> [RECORDED DATA]:
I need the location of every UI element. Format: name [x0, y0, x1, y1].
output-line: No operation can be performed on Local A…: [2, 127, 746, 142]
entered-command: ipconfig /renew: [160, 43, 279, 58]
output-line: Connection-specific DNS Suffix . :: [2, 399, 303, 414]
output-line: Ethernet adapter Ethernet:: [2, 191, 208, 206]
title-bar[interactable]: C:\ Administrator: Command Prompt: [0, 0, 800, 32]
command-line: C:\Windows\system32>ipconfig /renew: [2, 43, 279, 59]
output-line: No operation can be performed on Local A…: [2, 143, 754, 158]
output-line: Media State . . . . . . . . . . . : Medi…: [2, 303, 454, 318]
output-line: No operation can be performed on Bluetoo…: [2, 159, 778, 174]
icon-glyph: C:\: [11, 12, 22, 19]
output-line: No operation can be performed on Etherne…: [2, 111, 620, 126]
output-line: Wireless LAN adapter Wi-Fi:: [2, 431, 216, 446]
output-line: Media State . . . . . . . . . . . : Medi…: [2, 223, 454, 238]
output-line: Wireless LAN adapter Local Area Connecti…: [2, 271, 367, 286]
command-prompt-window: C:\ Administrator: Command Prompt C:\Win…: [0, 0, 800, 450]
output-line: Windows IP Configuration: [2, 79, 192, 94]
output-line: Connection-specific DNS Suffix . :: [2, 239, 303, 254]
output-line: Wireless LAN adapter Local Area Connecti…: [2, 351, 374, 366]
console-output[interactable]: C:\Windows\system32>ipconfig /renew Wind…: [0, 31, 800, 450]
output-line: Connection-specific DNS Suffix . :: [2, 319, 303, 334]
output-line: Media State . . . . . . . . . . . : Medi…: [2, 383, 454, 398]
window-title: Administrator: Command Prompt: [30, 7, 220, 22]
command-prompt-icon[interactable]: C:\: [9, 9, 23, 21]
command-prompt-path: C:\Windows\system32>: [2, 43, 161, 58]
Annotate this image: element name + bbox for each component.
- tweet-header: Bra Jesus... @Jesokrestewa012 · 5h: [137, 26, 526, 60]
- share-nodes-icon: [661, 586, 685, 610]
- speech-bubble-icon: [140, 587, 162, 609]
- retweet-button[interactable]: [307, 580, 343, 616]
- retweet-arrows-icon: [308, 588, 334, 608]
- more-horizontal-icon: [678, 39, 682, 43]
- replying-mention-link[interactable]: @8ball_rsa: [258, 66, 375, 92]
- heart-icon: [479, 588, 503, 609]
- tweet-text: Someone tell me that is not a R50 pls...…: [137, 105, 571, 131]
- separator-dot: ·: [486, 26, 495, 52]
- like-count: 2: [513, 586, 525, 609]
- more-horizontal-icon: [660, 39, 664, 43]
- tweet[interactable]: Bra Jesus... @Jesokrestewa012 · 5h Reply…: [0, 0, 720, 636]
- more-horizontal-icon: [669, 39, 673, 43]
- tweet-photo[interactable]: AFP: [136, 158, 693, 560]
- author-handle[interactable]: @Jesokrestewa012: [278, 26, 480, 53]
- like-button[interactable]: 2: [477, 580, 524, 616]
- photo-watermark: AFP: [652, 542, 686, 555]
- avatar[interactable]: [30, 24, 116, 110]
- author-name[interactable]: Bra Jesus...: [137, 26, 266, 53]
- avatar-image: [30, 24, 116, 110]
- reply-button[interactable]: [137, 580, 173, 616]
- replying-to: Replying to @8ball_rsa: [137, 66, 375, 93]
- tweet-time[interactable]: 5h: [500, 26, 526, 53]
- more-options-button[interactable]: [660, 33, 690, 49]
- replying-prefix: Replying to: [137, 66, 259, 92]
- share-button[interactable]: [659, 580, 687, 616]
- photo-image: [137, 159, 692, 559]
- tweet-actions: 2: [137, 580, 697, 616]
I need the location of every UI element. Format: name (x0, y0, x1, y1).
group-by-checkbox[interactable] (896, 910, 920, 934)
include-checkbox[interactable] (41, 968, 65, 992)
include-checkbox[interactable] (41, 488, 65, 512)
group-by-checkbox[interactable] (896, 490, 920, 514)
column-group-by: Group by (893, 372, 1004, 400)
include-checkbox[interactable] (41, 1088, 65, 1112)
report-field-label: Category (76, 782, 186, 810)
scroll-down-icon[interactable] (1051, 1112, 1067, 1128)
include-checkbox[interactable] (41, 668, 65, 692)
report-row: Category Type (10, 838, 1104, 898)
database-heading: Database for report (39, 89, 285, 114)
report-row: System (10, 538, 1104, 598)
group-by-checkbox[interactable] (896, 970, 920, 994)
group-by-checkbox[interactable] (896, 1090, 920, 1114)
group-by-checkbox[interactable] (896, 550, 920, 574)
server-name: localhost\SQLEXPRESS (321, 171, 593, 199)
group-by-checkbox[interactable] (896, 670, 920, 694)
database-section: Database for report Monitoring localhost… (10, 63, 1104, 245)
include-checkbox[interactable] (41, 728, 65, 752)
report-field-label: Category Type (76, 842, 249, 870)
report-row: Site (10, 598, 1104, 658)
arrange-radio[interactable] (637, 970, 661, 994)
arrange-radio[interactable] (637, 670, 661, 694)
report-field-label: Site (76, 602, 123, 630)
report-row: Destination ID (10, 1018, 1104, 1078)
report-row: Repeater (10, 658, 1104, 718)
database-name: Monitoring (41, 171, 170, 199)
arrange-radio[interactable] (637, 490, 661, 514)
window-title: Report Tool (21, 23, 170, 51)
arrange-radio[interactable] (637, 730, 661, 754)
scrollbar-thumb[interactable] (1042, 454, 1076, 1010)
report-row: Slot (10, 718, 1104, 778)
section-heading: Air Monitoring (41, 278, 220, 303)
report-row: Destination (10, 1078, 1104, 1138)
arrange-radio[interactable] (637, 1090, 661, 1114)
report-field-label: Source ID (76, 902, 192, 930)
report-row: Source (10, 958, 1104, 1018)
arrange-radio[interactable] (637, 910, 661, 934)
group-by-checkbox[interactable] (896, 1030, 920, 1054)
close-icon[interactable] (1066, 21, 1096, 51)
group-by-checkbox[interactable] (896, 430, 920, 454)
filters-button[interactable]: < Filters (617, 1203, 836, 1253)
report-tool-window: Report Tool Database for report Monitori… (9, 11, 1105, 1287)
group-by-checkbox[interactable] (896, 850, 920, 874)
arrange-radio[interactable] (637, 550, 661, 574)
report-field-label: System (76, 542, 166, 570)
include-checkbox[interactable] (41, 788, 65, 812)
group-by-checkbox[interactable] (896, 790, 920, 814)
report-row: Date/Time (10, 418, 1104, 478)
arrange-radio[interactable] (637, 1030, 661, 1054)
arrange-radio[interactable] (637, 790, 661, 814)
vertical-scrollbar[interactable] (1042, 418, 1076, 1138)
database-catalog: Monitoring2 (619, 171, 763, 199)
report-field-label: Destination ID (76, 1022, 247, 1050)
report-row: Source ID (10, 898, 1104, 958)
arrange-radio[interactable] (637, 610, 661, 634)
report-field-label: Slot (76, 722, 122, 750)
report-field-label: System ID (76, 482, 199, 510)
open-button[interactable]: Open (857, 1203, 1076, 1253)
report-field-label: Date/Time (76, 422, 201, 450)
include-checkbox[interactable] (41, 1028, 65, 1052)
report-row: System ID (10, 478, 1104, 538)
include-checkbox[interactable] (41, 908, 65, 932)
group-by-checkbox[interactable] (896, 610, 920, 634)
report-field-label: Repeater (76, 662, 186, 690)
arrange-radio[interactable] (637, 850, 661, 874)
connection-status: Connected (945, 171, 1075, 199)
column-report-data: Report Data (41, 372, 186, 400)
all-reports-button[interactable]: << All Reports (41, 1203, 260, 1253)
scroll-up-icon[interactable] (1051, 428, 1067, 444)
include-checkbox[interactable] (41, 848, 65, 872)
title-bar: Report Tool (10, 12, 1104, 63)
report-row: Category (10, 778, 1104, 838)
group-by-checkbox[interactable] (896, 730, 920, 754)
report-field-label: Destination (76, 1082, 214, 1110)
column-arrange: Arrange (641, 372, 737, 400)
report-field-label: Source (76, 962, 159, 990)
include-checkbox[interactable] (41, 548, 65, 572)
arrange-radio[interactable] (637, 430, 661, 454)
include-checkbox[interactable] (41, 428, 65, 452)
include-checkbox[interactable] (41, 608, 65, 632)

> [TASK PROMPT]: Copy the items word for word from the first line through the line that contains "43, 279, 59]", including both of those lines.

> [WRITTEN REPLY]:
I need the location of every UI element. Format: name [x0, y0, x1, y1].
output-line: No operation can be performed on Local A…: [2, 127, 746, 142]
entered-command: ipconfig /renew: [160, 43, 279, 58]
output-line: Connection-specific DNS Suffix . :: [2, 399, 303, 414]
output-line: Ethernet adapter Ethernet:: [2, 191, 208, 206]
title-bar[interactable]: C:\ Administrator: Command Prompt: [0, 0, 800, 32]
command-line: C:\Windows\system32>ipconfig /renew: [2, 43, 279, 59]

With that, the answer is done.